* **Given exercise**:
What follows is a set of entries. Give them again exactly, without the pictures.

[Data supplied start]

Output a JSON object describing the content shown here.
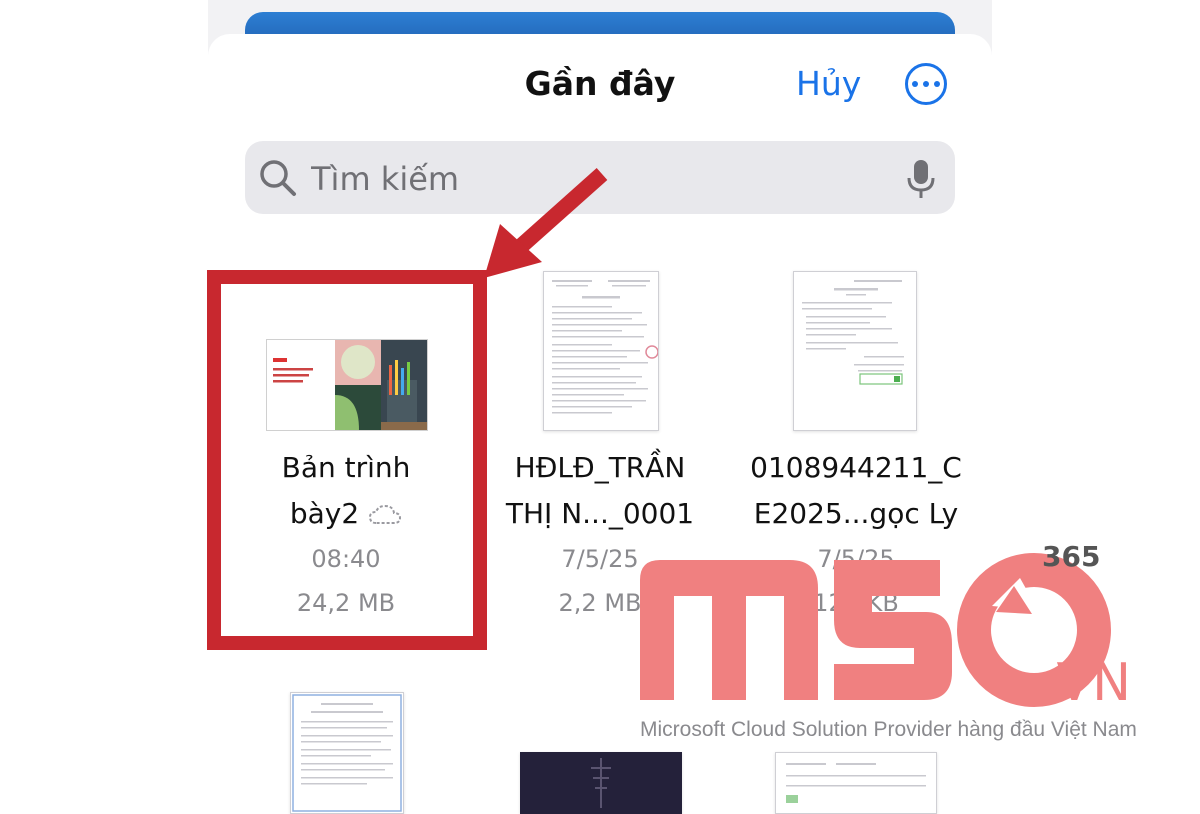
{
  "header": {
    "title": "Gần đây",
    "cancel_label": "Hủy"
  },
  "search": {
    "placeholder": "Tìm kiếm"
  },
  "files": [
    {
      "name_line1": "Bản trình",
      "name_line2": "bày2",
      "time": "08:40",
      "size": "24,2 MB",
      "cloud_icon": "cloud-download-icon"
    },
    {
      "name_line1": "HĐLĐ_TRẦN",
      "name_line2": "THỊ N..._0001",
      "time": "7/5/25",
      "size": "2,2 MB"
    },
    {
      "name_line1": "0108944211_C",
      "name_line2": "E2025...gọc Ly",
      "time": "7/5/25",
      "size": "128 KB"
    }
  ],
  "watermark": {
    "logo_text": "MSO",
    "domain_suffix": ".VN",
    "superscript": "365",
    "tagline": "Microsoft Cloud Solution Provider hàng đầu Việt Nam"
  },
  "colors": {
    "accent": "#1a73e8",
    "highlight": "#c8282f",
    "watermark": "#f08080"
  }
}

[Data supplied end]

* **The output**:
Output a JSON object describing the content shown here.
{
  "header": {
    "title": "Gần đây",
    "cancel_label": "Hủy"
  },
  "search": {
    "placeholder": "Tìm kiếm"
  },
  "files": [
    {
      "name_line1": "Bản trình",
      "name_line2": "bày2",
      "time": "08:40",
      "size": "24,2 MB",
      "cloud_icon": "cloud-download-icon"
    },
    {
      "name_line1": "HĐLĐ_TRẦN",
      "name_line2": "THỊ N..._0001",
      "time": "7/5/25",
      "size": "2,2 MB"
    },
    {
      "name_line1": "0108944211_C",
      "name_line2": "E2025...gọc Ly",
      "time": "7/5/25",
      "size": "128 KB"
    }
  ],
  "watermark": {
    "logo_text": "MSO",
    "domain_suffix": ".VN",
    "superscript": "365",
    "tagline": "Microsoft Cloud Solution Provider hàng đầu Việt Nam"
  },
  "colors": {
    "accent": "#1a73e8",
    "highlight": "#c8282f",
    "watermark": "#f08080"
  }
}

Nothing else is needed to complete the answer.